Recorded data:

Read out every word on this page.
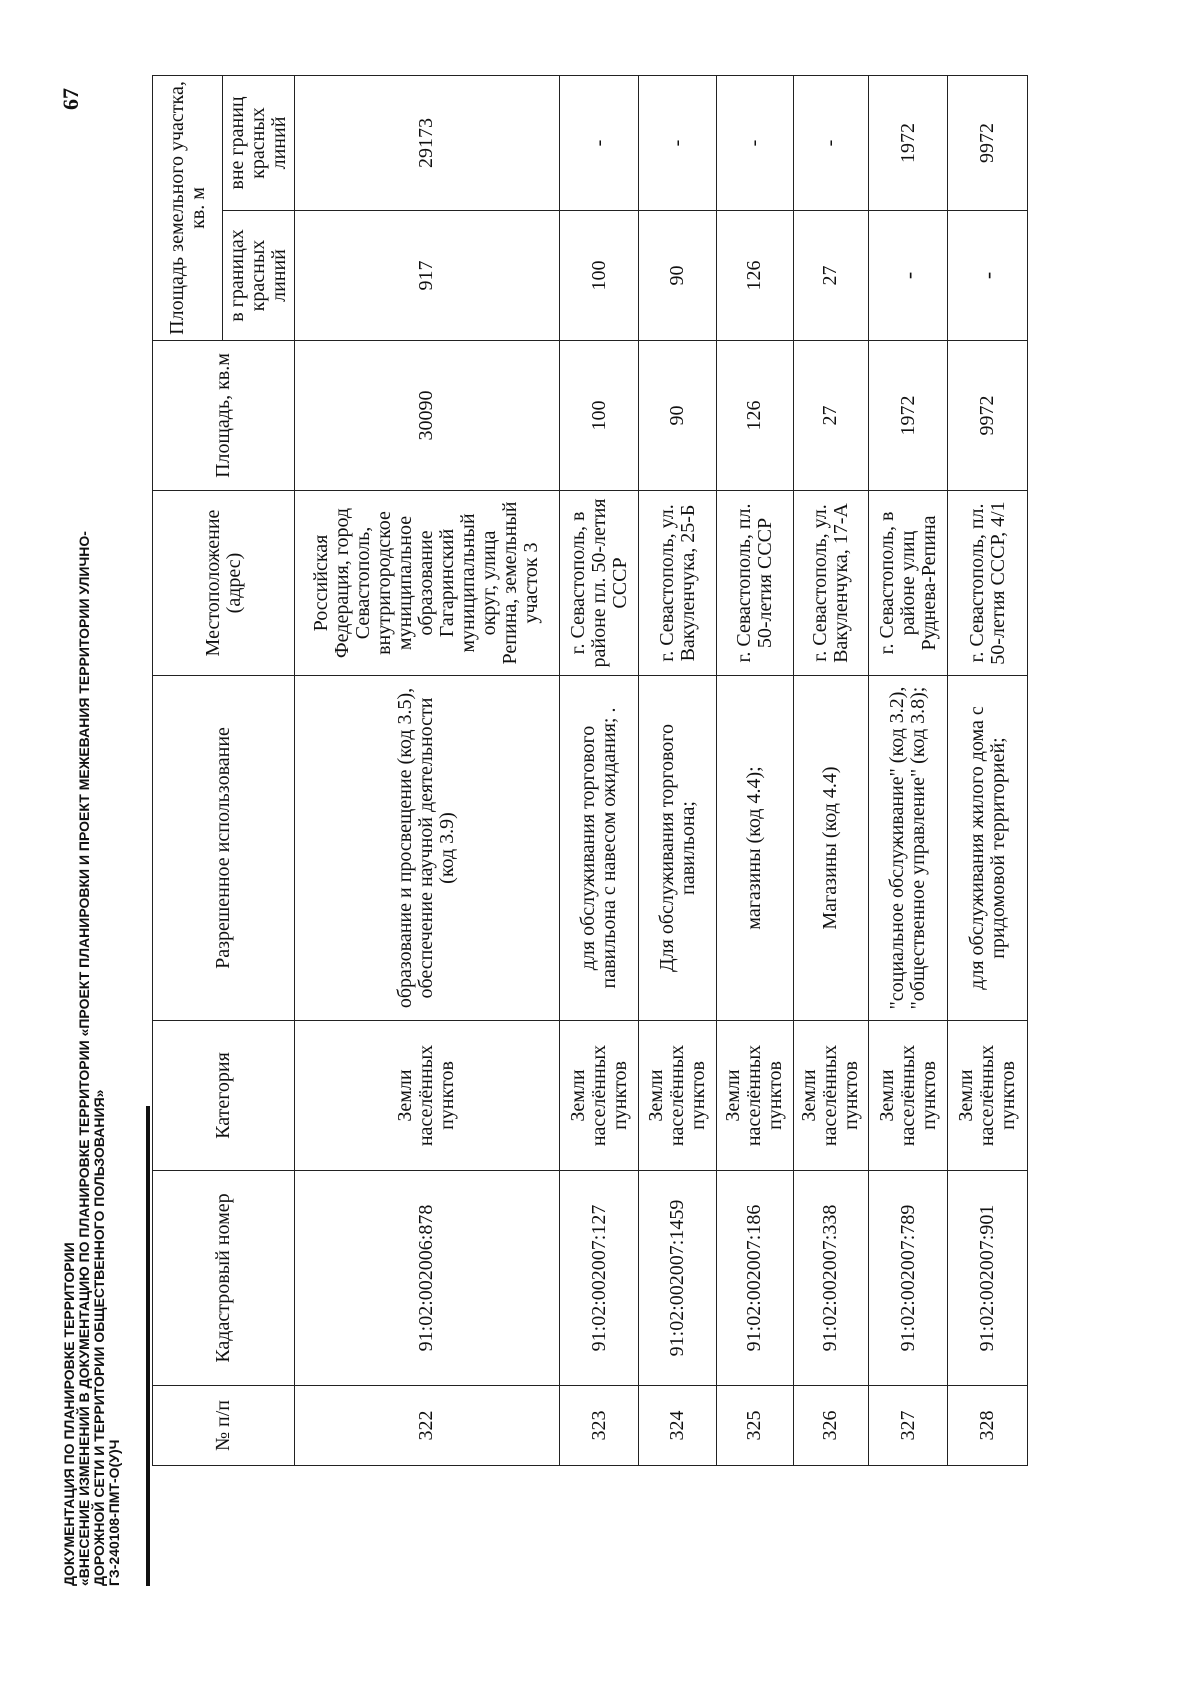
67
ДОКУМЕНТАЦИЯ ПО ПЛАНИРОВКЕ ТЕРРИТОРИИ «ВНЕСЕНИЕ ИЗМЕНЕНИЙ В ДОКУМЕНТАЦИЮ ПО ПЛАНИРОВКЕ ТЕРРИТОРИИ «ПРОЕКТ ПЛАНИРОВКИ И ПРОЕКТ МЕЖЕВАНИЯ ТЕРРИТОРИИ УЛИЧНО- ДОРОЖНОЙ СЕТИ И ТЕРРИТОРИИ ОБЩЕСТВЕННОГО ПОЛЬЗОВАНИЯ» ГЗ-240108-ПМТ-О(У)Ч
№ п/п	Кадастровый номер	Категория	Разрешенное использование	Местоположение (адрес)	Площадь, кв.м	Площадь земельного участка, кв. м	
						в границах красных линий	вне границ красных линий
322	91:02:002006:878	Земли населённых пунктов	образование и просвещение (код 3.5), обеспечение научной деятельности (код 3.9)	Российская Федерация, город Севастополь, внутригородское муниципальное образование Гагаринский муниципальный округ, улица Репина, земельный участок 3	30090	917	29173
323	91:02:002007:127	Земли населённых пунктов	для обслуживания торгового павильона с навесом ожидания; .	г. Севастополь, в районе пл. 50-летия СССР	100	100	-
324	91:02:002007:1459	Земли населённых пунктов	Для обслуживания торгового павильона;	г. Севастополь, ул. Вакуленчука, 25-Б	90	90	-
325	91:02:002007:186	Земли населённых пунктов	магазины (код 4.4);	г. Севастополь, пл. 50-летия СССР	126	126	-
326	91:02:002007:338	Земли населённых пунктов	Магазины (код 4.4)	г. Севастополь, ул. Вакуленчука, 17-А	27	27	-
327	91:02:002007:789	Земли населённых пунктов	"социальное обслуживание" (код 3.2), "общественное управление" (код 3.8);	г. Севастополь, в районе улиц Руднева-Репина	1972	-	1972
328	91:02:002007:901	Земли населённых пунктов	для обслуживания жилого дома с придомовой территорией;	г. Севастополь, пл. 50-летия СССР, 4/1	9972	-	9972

** What the exercise asks **
Every record must be copied exactly, with the pictures left out.

** Written reply **
Read out every word on this page.
67
ДОКУМЕНТАЦИЯ ПО ПЛАНИРОВКЕ ТЕРРИТОРИИ «ВНЕСЕНИЕ ИЗМЕНЕНИЙ В ДОКУМЕНТАЦИЮ ПО ПЛАНИРОВКЕ ТЕРРИТОРИИ «ПРОЕКТ ПЛАНИРОВКИ И ПРОЕКТ МЕЖЕВАНИЯ ТЕРРИТОРИИ УЛИЧНО- ДОРОЖНОЙ СЕТИ И ТЕРРИТОРИИ ОБЩЕСТВЕННОГО ПОЛЬЗОВАНИЯ» ГЗ-240108-ПМТ-О(У)Ч
№ п/п	Кадастровый номер	Категория	Разрешенное использование	Местоположение (адрес)	Площадь, кв.м	Площадь земельного участка, кв. м	
						в границах красных линий	вне границ красных линий
322	91:02:002006:878	Земли населённых пунктов	образование и просвещение (код 3.5), обеспечение научной деятельности (код 3.9)	Российская Федерация, город Севастополь, внутригородское муниципальное образование Гагаринский муниципальный округ, улица Репина, земельный участок 3	30090	917	29173
323	91:02:002007:127	Земли населённых пунктов	для обслуживания торгового павильона с навесом ожидания; .	г. Севастополь, в районе пл. 50-летия СССР	100	100	-
324	91:02:002007:1459	Земли населённых пунктов	Для обслуживания торгового павильона;	г. Севастополь, ул. Вакуленчука, 25-Б	90	90	-
325	91:02:002007:186	Земли населённых пунктов	магазины (код 4.4);	г. Севастополь, пл. 50-летия СССР	126	126	-
326	91:02:002007:338	Земли населённых пунктов	Магазины (код 4.4)	г. Севастополь, ул. Вакуленчука, 17-А	27	27	-
327	91:02:002007:789	Земли населённых пунктов	"социальное обслуживание" (код 3.2), "общественное управление" (код 3.8);	г. Севастополь, в районе улиц Руднева-Репина	1972	-	1972
328	91:02:002007:901	Земли населённых пунктов	для обслуживания жилого дома с придомовой территорией;	г. Севастополь, пл. 50-летия СССР, 4/1	9972	-	9972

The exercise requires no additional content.